[Data excerpts]
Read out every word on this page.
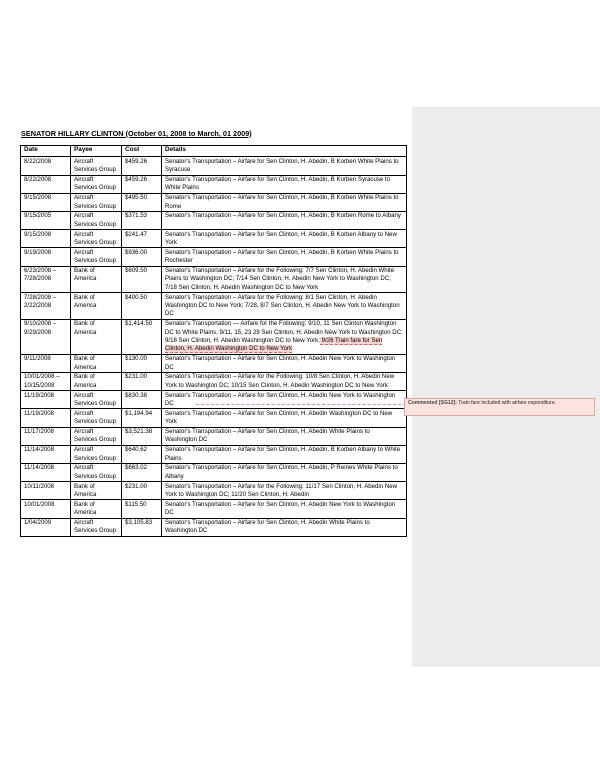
SENATOR HILLARY CLINTON (October 01, 2008 to March, 01 2009)
Date	Payee	Cost	Details
8/22/2008	Aircraft Services Group	$459.26	Senator's Transportation – Airfare for Sen Clinton, H. Abedin, B Korben White Plains to Syracuse
8/22/2008	Aircraft Services Group	$459.26	Senator's Transportation – Airfare for Sen Clinton, H. Abedin, B Korben Syracuse to White Plains
9/15/2008	Aircraft Services Group	$495.50	Senator's Transportation – Airfare for Sen Clinton, H. Abedin, B Korben White Plains to Rome
9/15/2005	Aircraft Services Group	$371.53	Senator's Transportation – Airfare for Sen Clinton, H. Abedin, B Korben Rome to Albany
9/15/2008	Aircraft Services Group	$241.47	Senator's Transportation – Airfare for Sen Clinton, H. Abedin, B Korben Albany to New York
9/19/2008	Aircraft Services Group	$936.00	Senator's Transportation – Airfare for Sen Clinton, H. Abedin, B Korben White Plains to Rochester
6/23/2008 – 7/28/2008	Bank of America	$609.50	Senator's Transportation – Airfare for the Following: 7/7 Sen Clinton, H. Abedin White Plains to Washington DC; 7/14 Sen Clinton, H. Abedin New York to Washington DC; 7/18 Sen Clinton, H. Abedin Washington DC to New York
7/28/2008 – 2/22/2008	Bank of America	$400.50	Senator's Transportation – Airfare for the Following: 8/1 Sen Clinton, H. Abedin Washington DC to New York; 7/28, 8/7 Sen Clinton, H. Abedin New York to Washington DC
9/10/2008 – 9/29/2008	Bank of America	$1,414.50	Senator's Transportation — Airfare for the Following: 9/10, 11 Sen Clinton Washington DC to White Plains, 9/11, 15, 23 29 Sen Clinton, H. Abedin New York to Washington DC; 9/18 Sen Clinton, H. Abedin Washington DC to New York; 9/26 Train fare for Sen Clinton, H. Abedin Washington DC to New York
9/11/2008	Bank of America	$130.00	Senator's Transportation – Airfare for Sen Clinton, H. Abedin New York to Washington DC
10/01/2008 – 10/15/2008	Bank of America	$231.00	Senator's Transportation – Airfare for the Following: 10/8 Sen Clinton, H. Abedin New York to Washington DC; 10/15 Sen Clinton, H. Abedin Washington DC to New York
11/19/2008	Aircraft Services Group	$830.38	Senator's Transportation – Airfare for Sen Clinton, H. Abedin New York to Washington DC
11/19/2008	Aircraft Services Group	$1,194.94	Senator's Transportation – Airfare for Sen Clinton, H. Abedin Washington DC to New York
11/17/2008	Aircraft Services Group	$3,521.38	Senator's Transportation – Airfare for Sen Clinton, H. Abedin White Plains to Washington DC
11/14/2008	Aircraft Services Group	$640.62	Senator's Transportation – Airfare for Sen Clinton, H. Abedin, B Korben Albany to White Plains
11/14/2008	Aircraft Services Group	$663.02	Senator's Transportation – Airfare for Sen Clinton, H. Abedin, P Reines White Plains to Albany
10/11/2008	Bank of America	$231.00	Senator's Transportation – Airfare for the Following: 11/17 Sen Clinton, H. Abedin New York to Washington DC; 11/20 Sen Clinton, H. Abedin
10/01/2008	Bank of America	$115.50	Senator's Transportation – Airfare for Sen Clinton, H. Abedin New York to Washington DC
1/04/2009	Aircraft Services Group	$3,105.83	Senator's Transportation – Airfare for Sen Clinton, H. Abedin White Plains to Washington DC
Commented [SG12]: Train fare included with airfare expenditure.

### [Problem]
Write out every line above exactly as it is, leaving out the pictures.

### [Reply]
Read out every word on this page.
SENATOR HILLARY CLINTON (October 01, 2008 to March, 01 2009)
Date	Payee	Cost	Details
8/22/2008	Aircraft Services Group	$459.26	Senator's Transportation – Airfare for Sen Clinton, H. Abedin, B Korben White Plains to Syracuse
8/22/2008	Aircraft Services Group	$459.26	Senator's Transportation – Airfare for Sen Clinton, H. Abedin, B Korben Syracuse to White Plains
9/15/2008	Aircraft Services Group	$495.50	Senator's Transportation – Airfare for Sen Clinton, H. Abedin, B Korben White Plains to Rome
9/15/2005	Aircraft Services Group	$371.53	Senator's Transportation – Airfare for Sen Clinton, H. Abedin, B Korben Rome to Albany
9/15/2008	Aircraft Services Group	$241.47	Senator's Transportation – Airfare for Sen Clinton, H. Abedin, B Korben Albany to New York
9/19/2008	Aircraft Services Group	$936.00	Senator's Transportation – Airfare for Sen Clinton, H. Abedin, B Korben White Plains to Rochester
6/23/2008 – 7/28/2008	Bank of America	$609.50	Senator's Transportation – Airfare for the Following: 7/7 Sen Clinton, H. Abedin White Plains to Washington DC; 7/14 Sen Clinton, H. Abedin New York to Washington DC; 7/18 Sen Clinton, H. Abedin Washington DC to New York
7/28/2008 – 2/22/2008	Bank of America	$400.50	Senator's Transportation – Airfare for the Following: 8/1 Sen Clinton, H. Abedin Washington DC to New York; 7/28, 8/7 Sen Clinton, H. Abedin New York to Washington DC
9/10/2008 – 9/29/2008	Bank of America	$1,414.50	Senator's Transportation — Airfare for the Following: 9/10, 11 Sen Clinton Washington DC to White Plains, 9/11, 15, 23 29 Sen Clinton, H. Abedin New York to Washington DC; 9/18 Sen Clinton, H. Abedin Washington DC to New York; 9/26 Train fare for Sen Clinton, H. Abedin Washington DC to New York
9/11/2008	Bank of America	$130.00	Senator's Transportation – Airfare for Sen Clinton, H. Abedin New York to Washington DC
10/01/2008 – 10/15/2008	Bank of America	$231.00	Senator's Transportation – Airfare for the Following: 10/8 Sen Clinton, H. Abedin New York to Washington DC; 10/15 Sen Clinton, H. Abedin Washington DC to New York
11/19/2008	Aircraft Services Group	$830.38	Senator's Transportation – Airfare for Sen Clinton, H. Abedin New York to Washington DC
11/19/2008	Aircraft Services Group	$1,194.94	Senator's Transportation – Airfare for Sen Clinton, H. Abedin Washington DC to New York
11/17/2008	Aircraft Services Group	$3,521.38	Senator's Transportation – Airfare for Sen Clinton, H. Abedin White Plains to Washington DC
11/14/2008	Aircraft Services Group	$640.62	Senator's Transportation – Airfare for Sen Clinton, H. Abedin, B Korben Albany to White Plains
11/14/2008	Aircraft Services Group	$663.02	Senator's Transportation – Airfare for Sen Clinton, H. Abedin, P Reines White Plains to Albany
10/11/2008	Bank of America	$231.00	Senator's Transportation – Airfare for the Following: 11/17 Sen Clinton, H. Abedin New York to Washington DC; 11/20 Sen Clinton, H. Abedin
10/01/2008	Bank of America	$115.50	Senator's Transportation – Airfare for Sen Clinton, H. Abedin New York to Washington DC
1/04/2009	Aircraft Services Group	$3,105.83	Senator's Transportation – Airfare for Sen Clinton, H. Abedin White Plains to Washington DC
Commented [SG12]: Train fare included with airfare expenditure.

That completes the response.